(Given request):
Copy the lines below word for word, leaving out the pictures.

----- Rows

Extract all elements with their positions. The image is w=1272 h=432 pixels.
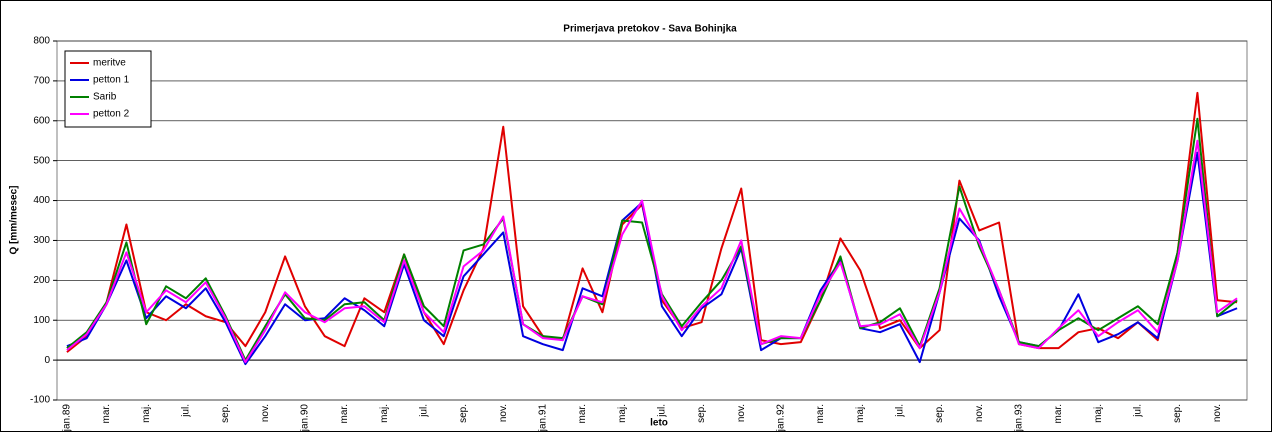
x-tick-label: jan.92 [776,404,787,432]
x-tick-label: sep. [1172,404,1183,423]
y-tick-label: 300 [33,235,50,246]
x-tick-label: jul. [419,404,430,418]
x-tick-label: jan.93 [1014,404,1025,432]
x-tick-label: jan.89 [62,404,73,432]
y-tick-label: -100 [30,395,50,406]
x-tick-label: jul. [1133,404,1144,418]
x-tick-label: sep. [458,404,469,423]
series-line [66,139,1238,364]
x-tick-label: mar. [101,404,112,423]
x-tick-label: nov. [1212,404,1223,422]
y-tick-label: 100 [33,315,50,326]
x-tick-label: nov. [974,404,985,422]
legend-label: meritve [93,58,126,69]
x-tick-label: mar. [815,404,826,423]
x-tick-label: maj. [617,404,628,423]
y-tick-label: 200 [33,275,50,286]
x-tick-label: jan.90 [300,404,311,432]
chart-title: Primerjava pretokov - Sava Bohinjka [563,24,737,35]
x-tick-label: maj. [855,404,866,423]
x-tick-label: nov. [736,404,747,422]
x-axis-label: leto [650,418,668,429]
x-tick-label: jan.91 [538,404,549,432]
legend-label: Sarib [93,92,117,103]
y-tick-label: 600 [33,115,50,126]
y-tick-label: 800 [33,36,50,47]
x-tick-label: sep. [220,404,231,423]
legend-label: petton 1 [93,75,130,86]
legend-label: petton 2 [93,109,130,120]
x-tick-label: maj. [141,404,152,423]
x-tick-label: maj. [1093,404,1104,423]
x-tick-label: jul. [895,404,906,418]
x-tick-label: nov. [260,404,271,422]
y-axis-label: Q [mm/mesec] [9,186,20,255]
x-tick-label: jul. [181,404,192,418]
y-tick-label: 500 [33,155,50,166]
x-tick-label: mar. [339,404,350,423]
x-tick-label: jul. [657,404,668,418]
x-tick-label: mar. [1053,404,1064,423]
x-tick-label: maj. [379,404,390,423]
x-tick-label: sep. [934,404,945,423]
y-tick-label: 700 [33,76,50,87]
y-tick-label: 0 [44,355,50,366]
x-tick-label: mar. [577,404,588,423]
plot-area [56,40,1248,401]
x-tick-label: nov. [498,404,509,422]
x-tick-label: sep. [696,404,707,423]
y-tick-label: 400 [33,195,50,206]
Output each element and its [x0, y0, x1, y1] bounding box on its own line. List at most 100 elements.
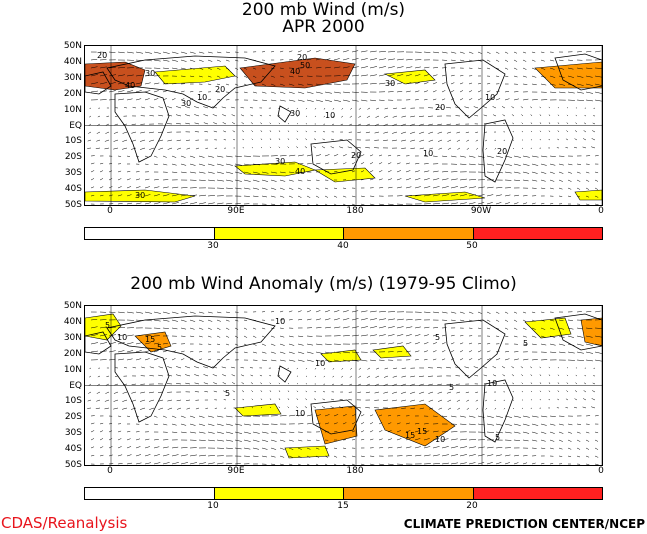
wind-vector	[270, 91, 276, 94]
wind-vector	[464, 366, 470, 369]
wind-vector	[342, 50, 349, 53]
wind-vector	[495, 462, 502, 465]
wind-vector	[405, 195, 412, 197]
wind-vector	[468, 51, 474, 54]
wind-vector	[333, 414, 339, 417]
wind-vector	[269, 130, 272, 133]
wind-vector	[171, 462, 179, 465]
wind-vector	[423, 170, 430, 173]
wind-vector	[429, 147, 434, 150]
wind-vector	[486, 327, 491, 330]
wind-vector	[432, 203, 440, 205]
wind-vector	[288, 203, 293, 205]
wind-vector	[392, 123, 398, 126]
wind-vector	[153, 423, 158, 426]
wind-vector	[204, 131, 209, 133]
wind-vector	[503, 407, 506, 410]
wind-vector	[539, 106, 542, 109]
wind-vector	[176, 399, 182, 402]
wind-vector	[410, 375, 416, 378]
wind-vector	[468, 423, 476, 426]
wind-vector	[231, 114, 236, 117]
wind-vector	[315, 455, 320, 458]
wind-vector	[468, 350, 473, 353]
wind-vector	[369, 66, 378, 69]
wind-vector	[306, 154, 313, 157]
wind-vector	[423, 350, 428, 353]
wind-vector	[313, 138, 317, 141]
wind-vector	[270, 447, 277, 450]
wind-vector	[392, 131, 398, 134]
wind-vector	[495, 311, 500, 314]
wind-vector	[414, 359, 419, 361]
wind-vector	[396, 326, 404, 329]
wind-vector	[366, 383, 371, 386]
wind-vector	[90, 170, 95, 173]
wind-vector	[432, 438, 440, 441]
wind-vector	[149, 147, 155, 150]
wind-vector	[432, 430, 439, 433]
wind-vector	[194, 374, 200, 377]
wind-vector	[378, 154, 383, 157]
wind-vector	[135, 334, 143, 337]
wind-vector	[477, 82, 482, 85]
wind-vector	[428, 391, 434, 394]
wind-vector	[513, 179, 521, 181]
wind-vector	[468, 186, 477, 189]
wind-vector	[306, 99, 314, 102]
shaded-wind-region	[313, 167, 376, 183]
wind-vector	[108, 178, 113, 181]
wind-vector	[332, 115, 335, 118]
wind-vector	[486, 415, 494, 418]
wind-vector	[459, 454, 467, 457]
wind-vector	[446, 131, 452, 134]
wind-vector	[522, 163, 530, 166]
wind-vector	[135, 51, 144, 54]
wind-vector	[198, 98, 203, 101]
wind-vector	[250, 374, 254, 377]
wind-vector	[387, 438, 393, 441]
wind-vector	[233, 138, 236, 141]
wind-vector	[369, 170, 374, 173]
wind-vector	[225, 423, 233, 426]
wind-vector	[466, 399, 470, 402]
wind-vector	[144, 75, 152, 77]
wind-vector	[332, 367, 335, 370]
wind-vector	[459, 342, 464, 345]
wind-vector	[207, 179, 215, 182]
wind-vector	[360, 162, 365, 165]
wind-vector	[122, 131, 128, 134]
wind-vector	[594, 455, 599, 458]
wind-vector	[558, 327, 565, 330]
wind-vector	[531, 423, 539, 426]
wind-vector	[203, 122, 209, 125]
latitude-label: 30S	[64, 428, 82, 439]
wind-vector	[423, 90, 428, 93]
wind-vector	[261, 67, 266, 70]
wind-vector	[131, 123, 137, 125]
wind-vector	[130, 147, 137, 150]
wind-vector	[96, 399, 101, 402]
wind-vector	[279, 203, 284, 205]
wind-vector	[287, 138, 290, 141]
wind-vector	[341, 115, 344, 118]
wind-vector	[459, 82, 464, 85]
wind-vector	[90, 319, 98, 321]
wind-vector	[243, 83, 248, 86]
wind-vector	[531, 343, 537, 346]
wind-vector	[486, 350, 491, 353]
wind-vector	[531, 83, 537, 86]
wind-vector	[567, 59, 573, 61]
wind-vector	[234, 155, 242, 158]
wind-vector	[360, 66, 369, 69]
wind-vector	[495, 447, 503, 449]
wind-vector	[279, 310, 284, 313]
wind-vector	[495, 194, 502, 197]
wind-vector	[153, 98, 159, 101]
wind-vector	[189, 163, 196, 166]
wind-vector	[108, 326, 116, 329]
wind-vector	[383, 131, 389, 134]
wind-vector	[342, 75, 350, 77]
wind-vector	[279, 171, 286, 174]
wind-vector	[405, 162, 410, 165]
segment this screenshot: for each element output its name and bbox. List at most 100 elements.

----------

(Exercise solution):
Extract all elements with their positions. The image is w=1272 h=432 pixels.
x-tick-label: jan.92 [776,404,787,432]
x-tick-label: sep. [1172,404,1183,423]
y-tick-label: 300 [33,235,50,246]
x-tick-label: jul. [419,404,430,418]
x-tick-label: jan.93 [1014,404,1025,432]
x-tick-label: jan.89 [62,404,73,432]
y-tick-label: -100 [30,395,50,406]
x-tick-label: jul. [1133,404,1144,418]
x-tick-label: sep. [458,404,469,423]
series-line [66,139,1238,364]
x-tick-label: mar. [101,404,112,423]
x-tick-label: nov. [1212,404,1223,422]
y-tick-label: 100 [33,315,50,326]
x-tick-label: nov. [974,404,985,422]
legend-label: meritve [93,58,126,69]
x-tick-label: mar. [815,404,826,423]
x-tick-label: maj. [617,404,628,423]
y-tick-label: 200 [33,275,50,286]
x-tick-label: jan.90 [300,404,311,432]
chart-title: Primerjava pretokov - Sava Bohinjka [563,24,737,35]
x-tick-label: maj. [855,404,866,423]
x-tick-label: nov. [736,404,747,422]
x-axis-label: leto [650,418,668,429]
x-tick-label: jan.91 [538,404,549,432]
legend-label: Sarib [93,92,117,103]
y-tick-label: 600 [33,115,50,126]
y-tick-label: 800 [33,36,50,47]
x-tick-label: sep. [220,404,231,423]
legend-label: petton 1 [93,75,130,86]
legend-label: petton 2 [93,109,130,120]
x-tick-label: maj. [141,404,152,423]
x-tick-label: maj. [1093,404,1104,423]
x-tick-label: jul. [895,404,906,418]
x-tick-label: nov. [260,404,271,422]
y-axis-label: Q [mm/mesec] [9,186,20,255]
x-tick-label: jul. [181,404,192,418]
y-tick-label: 500 [33,155,50,166]
x-tick-label: mar. [339,404,350,423]
x-tick-label: jul. [657,404,668,418]
x-tick-label: mar. [1053,404,1064,423]
x-tick-label: maj. [379,404,390,423]
x-tick-label: sep. [934,404,945,423]
y-tick-label: 700 [33,76,50,87]
y-tick-label: 0 [44,355,50,366]
x-tick-label: mar. [577,404,588,423]
plot-area [56,40,1248,401]
x-tick-label: nov. [498,404,509,422]
x-tick-label: sep. [696,404,707,423]
y-tick-label: 400 [33,195,50,206]
Output each element and its [x0, y0, x1, y1] bounding box on its own line. List at most 100 elements.
wind-vector	[270, 91, 276, 94]
wind-vector	[464, 366, 470, 369]
wind-vector	[342, 50, 349, 53]
wind-vector	[495, 462, 502, 465]
wind-vector	[405, 195, 412, 197]
wind-vector	[468, 51, 474, 54]
wind-vector	[333, 414, 339, 417]
wind-vector	[269, 130, 272, 133]
wind-vector	[171, 462, 179, 465]
wind-vector	[423, 170, 430, 173]
wind-vector	[429, 147, 434, 150]
wind-vector	[486, 327, 491, 330]
wind-vector	[432, 203, 440, 205]
wind-vector	[288, 203, 293, 205]
wind-vector	[392, 123, 398, 126]
wind-vector	[153, 423, 158, 426]
wind-vector	[204, 131, 209, 133]
wind-vector	[503, 407, 506, 410]
wind-vector	[539, 106, 542, 109]
wind-vector	[176, 399, 182, 402]
wind-vector	[410, 375, 416, 378]
wind-vector	[468, 423, 476, 426]
wind-vector	[231, 114, 236, 117]
wind-vector	[315, 455, 320, 458]
wind-vector	[468, 350, 473, 353]
wind-vector	[369, 66, 378, 69]
wind-vector	[306, 154, 313, 157]
wind-vector	[423, 350, 428, 353]
wind-vector	[313, 138, 317, 141]
wind-vector	[270, 447, 277, 450]
wind-vector	[392, 131, 398, 134]
wind-vector	[495, 311, 500, 314]
wind-vector	[414, 359, 419, 361]
wind-vector	[396, 326, 404, 329]
wind-vector	[366, 383, 371, 386]
wind-vector	[90, 170, 95, 173]
wind-vector	[432, 438, 440, 441]
wind-vector	[149, 147, 155, 150]
wind-vector	[432, 430, 439, 433]
wind-vector	[194, 374, 200, 377]
wind-vector	[378, 154, 383, 157]
wind-vector	[135, 334, 143, 337]
wind-vector	[477, 82, 482, 85]
wind-vector	[428, 391, 434, 394]
wind-vector	[513, 179, 521, 181]
wind-vector	[468, 186, 477, 189]
wind-vector	[306, 99, 314, 102]
shaded-wind-region	[313, 167, 376, 183]
wind-vector	[108, 178, 113, 181]
wind-vector	[332, 115, 335, 118]
wind-vector	[486, 415, 494, 418]
wind-vector	[459, 454, 467, 457]
wind-vector	[446, 131, 452, 134]
wind-vector	[522, 163, 530, 166]
wind-vector	[135, 51, 144, 54]
wind-vector	[198, 98, 203, 101]
wind-vector	[250, 374, 254, 377]
wind-vector	[387, 438, 393, 441]
wind-vector	[233, 138, 236, 141]
wind-vector	[369, 170, 374, 173]
wind-vector	[225, 423, 233, 426]
wind-vector	[466, 399, 470, 402]
wind-vector	[144, 75, 152, 77]
wind-vector	[332, 367, 335, 370]
wind-vector	[459, 342, 464, 345]
wind-vector	[207, 179, 215, 182]
wind-vector	[360, 162, 365, 165]
wind-vector	[122, 131, 128, 134]
wind-vector	[594, 455, 599, 458]
wind-vector	[558, 327, 565, 330]
wind-vector	[531, 423, 539, 426]
wind-vector	[203, 122, 209, 125]
latitude-label: 30S	[64, 428, 82, 439]
wind-vector	[423, 90, 428, 93]
wind-vector	[261, 67, 266, 70]
wind-vector	[131, 123, 137, 125]
wind-vector	[130, 147, 137, 150]
wind-vector	[96, 399, 101, 402]
wind-vector	[279, 203, 284, 205]
wind-vector	[287, 138, 290, 141]
wind-vector	[341, 115, 344, 118]
wind-vector	[459, 82, 464, 85]
wind-vector	[90, 319, 98, 321]
wind-vector	[243, 83, 248, 86]
wind-vector	[531, 343, 537, 346]
wind-vector	[486, 350, 491, 353]
wind-vector	[531, 83, 537, 86]
wind-vector	[567, 59, 573, 61]
wind-vector	[234, 155, 242, 158]
wind-vector	[360, 66, 369, 69]
wind-vector	[495, 447, 503, 449]
wind-vector	[279, 310, 284, 313]
wind-vector	[495, 194, 502, 197]
wind-vector	[153, 98, 159, 101]
wind-vector	[189, 163, 196, 166]
wind-vector	[108, 326, 116, 329]
wind-vector	[383, 131, 389, 134]
wind-vector	[342, 75, 350, 77]
wind-vector	[279, 171, 286, 174]
wind-vector	[405, 162, 410, 165]
segment this screenshot: for each element output its name and bbox. List at most 100 elements.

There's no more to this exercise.